* What to do
Output every line exactly as written. Leave out pictures.

* Data section
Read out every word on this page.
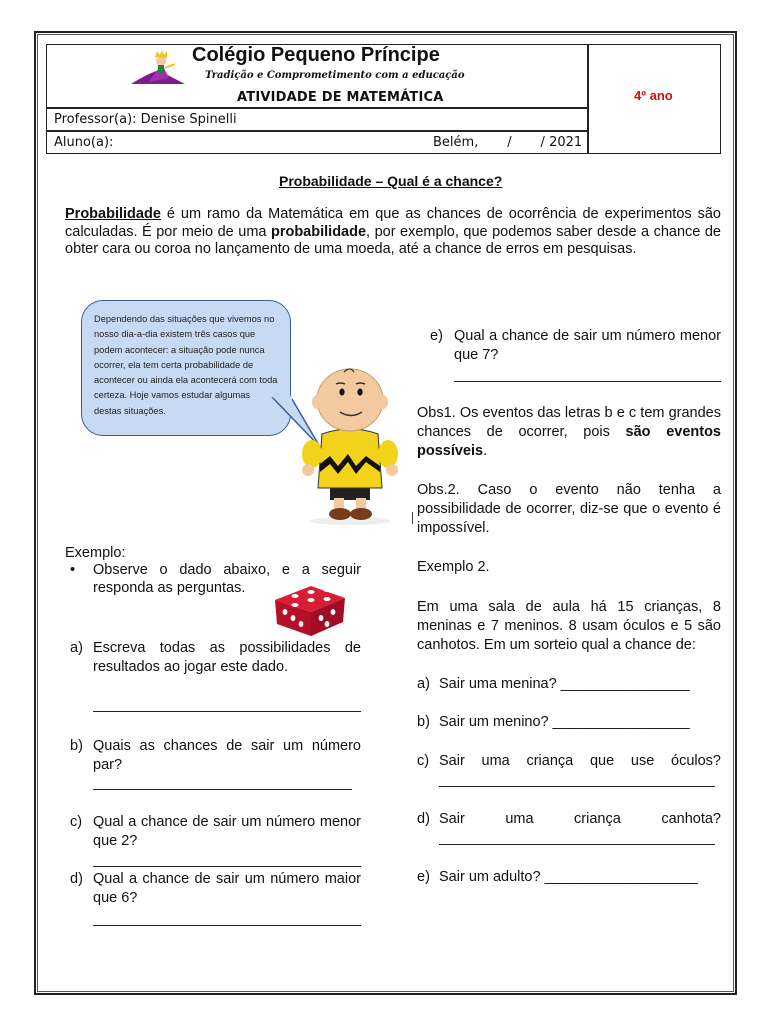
Colégio Pequeno Príncipe
Tradição e Comprometimento com a educação
ATIVIDADE DE MATEMÁTICA	4º ano
Professor(a): Denise Spinelli
Aluno(a):	Belém,       /       / 2021
Probabilidade – Qual é a chance?
Probabilidade é um ramo da Matemática em que as chances de ocorrência de experimentos são calculadas. É por meio de uma probabilidade, por exemplo, que podemos saber desde a chance de obter cara ou coroa no lançamento de uma moeda, até a chance de erros em pesquisas.
Dependendo das situações que vivemos no nosso dia-a-dia existem três casos que podem acontecer: a situação pode nunca ocorrer, ela tem certa probabilidade de acontecer ou ainda ela acontecerá com toda certeza. Hoje vamos estudar algumas destas situações.
Exemplo:
• Observe o dado abaixo, e a seguir responda as perguntas.
a) Escreva todas as possibilidades de resultados ao jogar este dado.
b) Quais as chances de sair um número par?
c) Qual a chance de sair um número menor que 2?
d) Qual a chance de sair um número maior que 6?
e) Qual a chance de sair um número menor que 7?
Obs1. Os eventos das letras b e c tem grandes chances de ocorrer, pois são eventos possíveis.
Obs.2. Caso o evento não tenha a possibilidade de ocorrer, diz-se que o evento é impossível.
Exemplo 2.
Em uma sala de aula há 15 crianças, 8 meninas e 7 meninos. 8 usam óculos e 5 são canhotos. Em um sorteio qual a chance de:
a) Sair uma menina? ________________
b) Sair um menino? _________________
c) Sair uma criança que use óculos?
d) Sair uma criança canhota?
e) Sair um adulto? ___________________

* Full output
Read out every word on this page.
Colégio Pequeno Príncipe
Tradição e Comprometimento com a educação
ATIVIDADE DE MATEMÁTICA	4º ano
Professor(a): Denise Spinelli
Aluno(a):	Belém,       /       / 2021
Probabilidade – Qual é a chance?
Probabilidade é um ramo da Matemática em que as chances de ocorrência de experimentos são calculadas. É por meio de uma probabilidade, por exemplo, que podemos saber desde a chance de obter cara ou coroa no lançamento de uma moeda, até a chance de erros em pesquisas.
Dependendo das situações que vivemos no nosso dia-a-dia existem três casos que podem acontecer: a situação pode nunca ocorrer, ela tem certa probabilidade de acontecer ou ainda ela acontecerá com toda certeza. Hoje vamos estudar algumas destas situações.
Exemplo:
• Observe o dado abaixo, e a seguir responda as perguntas.
a) Escreva todas as possibilidades de resultados ao jogar este dado.
b) Quais as chances de sair um número par?
c) Qual a chance de sair um número menor que 2?
d) Qual a chance de sair um número maior que 6?
e) Qual a chance de sair um número menor que 7?
Obs1. Os eventos das letras b e c tem grandes chances de ocorrer, pois são eventos possíveis.
Obs.2. Caso o evento não tenha a possibilidade de ocorrer, diz-se que o evento é impossível.
Exemplo 2.
Em uma sala de aula há 15 crianças, 8 meninas e 7 meninos. 8 usam óculos e 5 são canhotos. Em um sorteio qual a chance de:
a) Sair uma menina? ________________
b) Sair um menino? _________________
c) Sair uma criança que use óculos?
d) Sair uma criança canhota?
e) Sair um adulto? ___________________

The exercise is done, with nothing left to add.